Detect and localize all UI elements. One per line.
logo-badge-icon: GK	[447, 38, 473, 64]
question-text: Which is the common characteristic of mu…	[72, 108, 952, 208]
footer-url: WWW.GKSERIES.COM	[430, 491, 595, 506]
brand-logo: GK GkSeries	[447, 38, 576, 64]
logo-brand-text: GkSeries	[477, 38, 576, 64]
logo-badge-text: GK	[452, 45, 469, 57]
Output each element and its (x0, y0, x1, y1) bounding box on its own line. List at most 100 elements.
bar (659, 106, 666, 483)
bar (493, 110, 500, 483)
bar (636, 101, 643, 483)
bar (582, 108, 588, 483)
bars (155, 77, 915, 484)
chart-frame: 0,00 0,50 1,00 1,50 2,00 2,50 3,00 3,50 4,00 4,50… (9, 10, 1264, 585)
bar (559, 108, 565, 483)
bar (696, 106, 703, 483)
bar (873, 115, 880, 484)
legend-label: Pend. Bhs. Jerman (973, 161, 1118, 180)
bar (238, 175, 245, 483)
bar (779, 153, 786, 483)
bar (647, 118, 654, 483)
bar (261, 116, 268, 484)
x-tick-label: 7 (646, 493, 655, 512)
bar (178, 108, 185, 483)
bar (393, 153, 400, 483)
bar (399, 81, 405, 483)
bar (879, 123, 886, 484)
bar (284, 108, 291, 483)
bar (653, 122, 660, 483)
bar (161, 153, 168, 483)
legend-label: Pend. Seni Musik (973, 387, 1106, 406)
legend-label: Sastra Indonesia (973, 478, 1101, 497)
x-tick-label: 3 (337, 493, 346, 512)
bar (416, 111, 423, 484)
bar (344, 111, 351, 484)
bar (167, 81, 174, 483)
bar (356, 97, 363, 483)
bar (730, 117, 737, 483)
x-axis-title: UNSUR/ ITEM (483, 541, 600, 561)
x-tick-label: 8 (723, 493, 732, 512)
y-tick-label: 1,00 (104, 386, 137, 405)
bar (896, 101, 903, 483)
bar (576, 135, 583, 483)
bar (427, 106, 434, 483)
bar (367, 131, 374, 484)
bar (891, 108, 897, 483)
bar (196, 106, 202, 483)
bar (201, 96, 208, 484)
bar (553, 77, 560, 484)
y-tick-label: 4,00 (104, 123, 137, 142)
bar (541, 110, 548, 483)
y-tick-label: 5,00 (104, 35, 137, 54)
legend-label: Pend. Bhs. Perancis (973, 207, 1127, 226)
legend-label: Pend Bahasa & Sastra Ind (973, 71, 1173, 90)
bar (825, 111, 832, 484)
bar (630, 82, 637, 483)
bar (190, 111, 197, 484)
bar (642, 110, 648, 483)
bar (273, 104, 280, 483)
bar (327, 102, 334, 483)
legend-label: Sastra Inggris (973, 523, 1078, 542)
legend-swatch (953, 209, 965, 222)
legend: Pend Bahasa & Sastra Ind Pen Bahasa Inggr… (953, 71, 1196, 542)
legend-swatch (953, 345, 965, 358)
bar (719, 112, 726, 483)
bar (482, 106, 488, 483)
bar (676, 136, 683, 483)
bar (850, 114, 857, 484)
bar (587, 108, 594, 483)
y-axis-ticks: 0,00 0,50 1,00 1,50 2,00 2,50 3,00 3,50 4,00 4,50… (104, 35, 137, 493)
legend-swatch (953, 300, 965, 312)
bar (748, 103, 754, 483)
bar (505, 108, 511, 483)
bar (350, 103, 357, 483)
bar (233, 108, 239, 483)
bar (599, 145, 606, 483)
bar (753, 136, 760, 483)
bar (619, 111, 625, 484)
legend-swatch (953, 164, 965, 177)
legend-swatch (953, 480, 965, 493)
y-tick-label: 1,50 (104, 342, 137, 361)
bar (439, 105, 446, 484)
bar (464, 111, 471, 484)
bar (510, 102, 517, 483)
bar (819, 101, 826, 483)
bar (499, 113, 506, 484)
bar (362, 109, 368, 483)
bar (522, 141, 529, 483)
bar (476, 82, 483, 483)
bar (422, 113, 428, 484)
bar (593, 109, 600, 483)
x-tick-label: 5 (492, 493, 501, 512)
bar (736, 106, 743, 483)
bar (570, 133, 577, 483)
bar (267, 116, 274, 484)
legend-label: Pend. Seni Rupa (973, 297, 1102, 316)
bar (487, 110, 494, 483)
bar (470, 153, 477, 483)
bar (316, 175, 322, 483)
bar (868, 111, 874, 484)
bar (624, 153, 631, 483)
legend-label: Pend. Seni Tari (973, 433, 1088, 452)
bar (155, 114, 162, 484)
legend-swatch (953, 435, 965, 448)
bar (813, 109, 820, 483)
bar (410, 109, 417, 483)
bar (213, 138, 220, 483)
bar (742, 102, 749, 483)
- - - -
▸ WRITTEN EXERCISE
Rewrite the entries above, changing every "legend-swatch" to "legend-marker" and keeping everything else the same.

▸ RESPONSE TO THE TASK
Detect and localize all UI elements. One per line.
logo-badge-icon: GK	[447, 38, 473, 64]
question-text: Which is the common characteristic of mu…	[72, 108, 952, 208]
footer-url: WWW.GKSERIES.COM	[430, 491, 595, 506]
brand-logo: GK GkSeries	[447, 38, 576, 64]
logo-brand-text: GkSeries	[477, 38, 576, 64]
logo-badge-text: GK	[452, 45, 469, 57]
Output each element and its (x0, y0, x1, y1) bounding box on its own line. List at most 100 elements.
bar (659, 106, 666, 483)
bar (493, 110, 500, 483)
bar (636, 101, 643, 483)
bar (582, 108, 588, 483)
bars (155, 77, 915, 484)
chart-frame: 0,00 0,50 1,00 1,50 2,00 2,50 3,00 3,50 4,00 4,50… (9, 10, 1264, 585)
bar (559, 108, 565, 483)
bar (696, 106, 703, 483)
bar (873, 115, 880, 484)
legend-label: Pend. Bhs. Jerman (973, 161, 1118, 180)
bar (238, 175, 245, 483)
bar (779, 153, 786, 483)
bar (647, 118, 654, 483)
bar (261, 116, 268, 484)
x-tick-label: 7 (646, 493, 655, 512)
bar (178, 108, 185, 483)
bar (393, 153, 400, 483)
bar (399, 81, 405, 483)
bar (879, 123, 886, 484)
bar (284, 108, 291, 483)
bar (653, 122, 660, 483)
bar (161, 153, 168, 483)
legend-label: Pend. Seni Musik (973, 387, 1106, 406)
legend-label: Sastra Indonesia (973, 478, 1101, 497)
x-tick-label: 3 (337, 493, 346, 512)
bar (416, 111, 423, 484)
bar (344, 111, 351, 484)
bar (167, 81, 174, 483)
bar (356, 97, 363, 483)
bar (730, 117, 737, 483)
x-axis-title: UNSUR/ ITEM (483, 541, 600, 561)
x-tick-label: 8 (723, 493, 732, 512)
y-tick-label: 1,00 (104, 386, 137, 405)
bar (896, 101, 903, 483)
bar (576, 135, 583, 483)
bar (427, 106, 434, 483)
bar (367, 131, 374, 484)
bar (891, 108, 897, 483)
bar (196, 106, 202, 483)
bar (201, 96, 208, 484)
bar (553, 77, 560, 484)
y-tick-label: 4,00 (104, 123, 137, 142)
bar (541, 110, 548, 483)
y-tick-label: 5,00 (104, 35, 137, 54)
legend-label: Pend. Bhs. Perancis (973, 207, 1127, 226)
legend-label: Pend Bahasa & Sastra Ind (973, 71, 1173, 90)
bar (825, 111, 832, 484)
bar (630, 82, 637, 483)
bar (190, 111, 197, 484)
bar (642, 110, 648, 483)
bar (273, 104, 280, 483)
bar (327, 102, 334, 483)
legend-label: Sastra Inggris (973, 523, 1078, 542)
legend-marker (953, 209, 965, 222)
legend: Pend Bahasa & Sastra Ind Pen Bahasa Inggr… (953, 71, 1196, 542)
legend-marker (953, 345, 965, 358)
bar (719, 112, 726, 483)
bar (482, 106, 488, 483)
bar (676, 136, 683, 483)
bar (850, 114, 857, 484)
bar (587, 108, 594, 483)
y-axis-ticks: 0,00 0,50 1,00 1,50 2,00 2,50 3,00 3,50 4,00 4,50… (104, 35, 137, 493)
legend-marker (953, 300, 965, 312)
bar (748, 103, 754, 483)
bar (505, 108, 511, 483)
bar (350, 103, 357, 483)
bar (233, 108, 239, 483)
bar (599, 145, 606, 483)
bar (753, 136, 760, 483)
bar (619, 111, 625, 484)
legend-marker (953, 164, 965, 177)
legend-marker (953, 480, 965, 493)
y-tick-label: 1,50 (104, 342, 137, 361)
bar (439, 105, 446, 484)
bar (464, 111, 471, 484)
bar (510, 102, 517, 483)
bar (819, 101, 826, 483)
bar (499, 113, 506, 484)
bar (362, 109, 368, 483)
bar (522, 141, 529, 483)
bar (476, 82, 483, 483)
bar (422, 113, 428, 484)
bar (593, 109, 600, 483)
x-tick-label: 5 (492, 493, 501, 512)
bar (736, 106, 743, 483)
bar (570, 133, 577, 483)
bar (267, 116, 274, 484)
legend-label: Pend. Seni Rupa (973, 297, 1102, 316)
bar (487, 110, 494, 483)
bar (470, 153, 477, 483)
bar (316, 175, 322, 483)
bar (868, 111, 874, 484)
bar (624, 153, 631, 483)
legend-label: Pend. Seni Tari (973, 433, 1088, 452)
bar (155, 114, 162, 484)
legend-marker (953, 435, 965, 448)
bar (813, 109, 820, 483)
bar (410, 109, 417, 483)
bar (213, 138, 220, 483)
bar (742, 102, 749, 483)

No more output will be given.